Reproduce every line verbatim, starting at the first line of the records and ending with the line that contains "chevron-up-icon[interactable] xyxy=(989,158,1024,190)".

- - - - - - -

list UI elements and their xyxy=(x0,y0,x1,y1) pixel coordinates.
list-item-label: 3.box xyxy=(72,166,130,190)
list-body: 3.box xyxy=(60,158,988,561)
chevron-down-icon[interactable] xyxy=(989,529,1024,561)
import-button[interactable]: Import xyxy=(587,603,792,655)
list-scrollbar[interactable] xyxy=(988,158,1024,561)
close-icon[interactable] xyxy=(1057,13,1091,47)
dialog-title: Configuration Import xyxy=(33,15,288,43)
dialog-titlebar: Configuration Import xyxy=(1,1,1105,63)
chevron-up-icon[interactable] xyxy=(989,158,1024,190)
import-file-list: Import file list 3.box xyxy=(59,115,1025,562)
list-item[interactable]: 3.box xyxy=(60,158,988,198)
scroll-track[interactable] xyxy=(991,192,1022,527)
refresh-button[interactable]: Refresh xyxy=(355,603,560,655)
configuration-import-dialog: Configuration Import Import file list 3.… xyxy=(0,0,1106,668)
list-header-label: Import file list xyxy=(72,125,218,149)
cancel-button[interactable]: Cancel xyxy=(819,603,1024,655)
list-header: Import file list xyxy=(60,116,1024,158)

- - - - - - -

### Exercise answer
list UI elements and their xyxy=(x0,y0,x1,y1) pixel coordinates.
list-item-label: 3.box xyxy=(72,166,130,190)
list-body: 3.box xyxy=(60,158,988,561)
chevron-down-icon[interactable] xyxy=(989,529,1024,561)
import-button[interactable]: Import xyxy=(587,603,792,655)
list-scrollbar[interactable] xyxy=(988,158,1024,561)
close-icon[interactable] xyxy=(1057,13,1091,47)
dialog-title: Configuration Import xyxy=(33,15,288,43)
dialog-titlebar: Configuration Import xyxy=(1,1,1105,63)
chevron-up-icon[interactable] xyxy=(989,158,1024,190)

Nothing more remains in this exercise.